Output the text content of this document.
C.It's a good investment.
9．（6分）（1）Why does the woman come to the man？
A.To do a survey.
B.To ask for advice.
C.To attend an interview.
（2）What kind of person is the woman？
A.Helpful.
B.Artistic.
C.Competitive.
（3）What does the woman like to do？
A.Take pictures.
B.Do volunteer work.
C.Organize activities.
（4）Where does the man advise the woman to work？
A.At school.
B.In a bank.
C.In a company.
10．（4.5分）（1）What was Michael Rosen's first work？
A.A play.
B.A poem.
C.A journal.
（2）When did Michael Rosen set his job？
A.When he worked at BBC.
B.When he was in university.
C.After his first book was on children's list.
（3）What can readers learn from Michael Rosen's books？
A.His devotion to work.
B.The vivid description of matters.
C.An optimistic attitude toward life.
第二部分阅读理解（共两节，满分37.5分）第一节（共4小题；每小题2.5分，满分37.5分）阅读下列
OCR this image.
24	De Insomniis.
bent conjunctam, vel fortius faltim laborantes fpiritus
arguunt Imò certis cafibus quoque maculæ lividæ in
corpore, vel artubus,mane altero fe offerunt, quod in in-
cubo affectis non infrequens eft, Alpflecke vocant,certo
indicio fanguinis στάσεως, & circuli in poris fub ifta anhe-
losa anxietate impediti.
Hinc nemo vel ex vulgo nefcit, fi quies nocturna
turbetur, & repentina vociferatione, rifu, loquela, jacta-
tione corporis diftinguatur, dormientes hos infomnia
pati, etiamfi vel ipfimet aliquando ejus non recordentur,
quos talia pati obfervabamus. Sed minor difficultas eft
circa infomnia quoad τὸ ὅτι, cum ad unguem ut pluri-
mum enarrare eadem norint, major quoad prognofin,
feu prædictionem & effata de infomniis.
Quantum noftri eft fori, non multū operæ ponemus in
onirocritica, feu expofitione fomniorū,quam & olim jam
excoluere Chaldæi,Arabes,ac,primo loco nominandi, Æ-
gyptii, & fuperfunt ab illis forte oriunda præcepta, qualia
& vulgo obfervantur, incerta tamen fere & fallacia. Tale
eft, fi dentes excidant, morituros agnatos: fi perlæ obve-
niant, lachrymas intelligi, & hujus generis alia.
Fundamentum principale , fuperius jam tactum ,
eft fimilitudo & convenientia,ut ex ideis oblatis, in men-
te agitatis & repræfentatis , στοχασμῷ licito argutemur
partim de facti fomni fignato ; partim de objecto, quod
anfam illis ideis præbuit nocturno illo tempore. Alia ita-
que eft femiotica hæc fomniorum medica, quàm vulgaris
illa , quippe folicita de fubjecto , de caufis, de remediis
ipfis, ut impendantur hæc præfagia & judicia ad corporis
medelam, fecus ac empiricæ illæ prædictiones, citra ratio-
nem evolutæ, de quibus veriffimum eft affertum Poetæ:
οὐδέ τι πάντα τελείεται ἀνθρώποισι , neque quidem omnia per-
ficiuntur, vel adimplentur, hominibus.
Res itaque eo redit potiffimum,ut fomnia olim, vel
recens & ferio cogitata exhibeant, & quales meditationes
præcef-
§ §
Exercise directions: Tally the lines of the preceding listing in which the word "corporis" appears; state nothing but the total.

Finished exercise: 2